_WHAT IS BEING ASKED_
Give the entries again exactly, every one of them.

_Source records_
· · · ·
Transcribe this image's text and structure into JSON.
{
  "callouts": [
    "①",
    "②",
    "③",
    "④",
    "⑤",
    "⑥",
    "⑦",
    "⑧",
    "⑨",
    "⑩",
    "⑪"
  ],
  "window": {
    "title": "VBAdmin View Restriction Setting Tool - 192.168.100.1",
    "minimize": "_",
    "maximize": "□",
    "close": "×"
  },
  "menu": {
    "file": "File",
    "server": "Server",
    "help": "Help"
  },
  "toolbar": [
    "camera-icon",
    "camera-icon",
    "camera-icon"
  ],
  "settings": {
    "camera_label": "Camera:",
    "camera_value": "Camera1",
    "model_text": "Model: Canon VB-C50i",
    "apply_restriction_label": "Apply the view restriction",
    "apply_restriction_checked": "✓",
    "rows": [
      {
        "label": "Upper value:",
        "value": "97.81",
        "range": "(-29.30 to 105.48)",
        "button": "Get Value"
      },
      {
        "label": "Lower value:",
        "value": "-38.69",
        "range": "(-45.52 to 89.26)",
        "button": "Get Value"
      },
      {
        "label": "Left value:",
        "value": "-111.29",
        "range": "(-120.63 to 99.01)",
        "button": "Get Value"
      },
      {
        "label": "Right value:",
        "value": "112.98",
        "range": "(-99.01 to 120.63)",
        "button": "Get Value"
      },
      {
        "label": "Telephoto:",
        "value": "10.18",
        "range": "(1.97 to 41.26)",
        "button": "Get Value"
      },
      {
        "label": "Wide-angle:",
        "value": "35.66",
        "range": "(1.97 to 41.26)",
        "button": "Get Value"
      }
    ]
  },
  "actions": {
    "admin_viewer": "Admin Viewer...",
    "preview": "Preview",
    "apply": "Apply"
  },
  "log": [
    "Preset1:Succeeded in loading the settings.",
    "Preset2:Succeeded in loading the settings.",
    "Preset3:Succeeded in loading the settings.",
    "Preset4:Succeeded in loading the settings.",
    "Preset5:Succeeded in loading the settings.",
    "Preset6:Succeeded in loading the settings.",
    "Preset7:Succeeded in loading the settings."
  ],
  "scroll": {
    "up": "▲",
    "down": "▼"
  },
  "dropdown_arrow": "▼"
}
· · · ·
_ANSWER_
Transcribe this image's text and structure into JSON.
{
  "callouts": [
    "①",
    "②",
    "③",
    "④",
    "⑤",
    "⑥",
    "⑦",
    "⑧",
    "⑨",
    "⑩",
    "⑪"
  ],
  "window": {
    "title": "VBAdmin View Restriction Setting Tool - 192.168.100.1",
    "minimize": "_",
    "maximize": "□",
    "close": "×"
  },
  "menu": {
    "file": "File",
    "server": "Server",
    "help": "Help"
  },
  "toolbar": [
    "camera-icon",
    "camera-icon",
    "camera-icon"
  ],
  "settings": {
    "camera_label": "Camera:",
    "camera_value": "Camera1",
    "model_text": "Model: Canon VB-C50i",
    "apply_restriction_label": "Apply the view restriction",
    "apply_restriction_checked": "✓",
    "rows": [
      {
        "label": "Upper value:",
        "value": "97.81",
        "range": "(-29.30 to 105.48)",
        "button": "Get Value"
      },
      {
        "label": "Lower value:",
        "value": "-38.69",
        "range": "(-45.52 to 89.26)",
        "button": "Get Value"
      },
      {
        "label": "Left value:",
        "value": "-111.29",
        "range": "(-120.63 to 99.01)",
        "button": "Get Value"
      },
      {
        "label": "Right value:",
        "value": "112.98",
        "range": "(-99.01 to 120.63)",
        "button": "Get Value"
      },
      {
        "label": "Telephoto:",
        "value": "10.18",
        "range": "(1.97 to 41.26)",
        "button": "Get Value"
      },
      {
        "label": "Wide-angle:",
        "value": "35.66",
        "range": "(1.97 to 41.26)",
        "button": "Get Value"
      }
    ]
  },
  "actions": {
    "admin_viewer": "Admin Viewer...",
    "preview": "Preview",
    "apply": "Apply"
  },
  "log": [
    "Preset1:Succeeded in loading the settings.",
    "Preset2:Succeeded in loading the settings.",
    "Preset3:Succeeded in loading the settings.",
    "Preset4:Succeeded in loading the settings.",
    "Preset5:Succeeded in loading the settings.",
    "Preset6:Succeeded in loading the settings.",
    "Preset7:Succeeded in loading the settings."
  ],
  "scroll": {
    "up": "▲",
    "down": "▼"
  },
  "dropdown_arrow": "▼"
}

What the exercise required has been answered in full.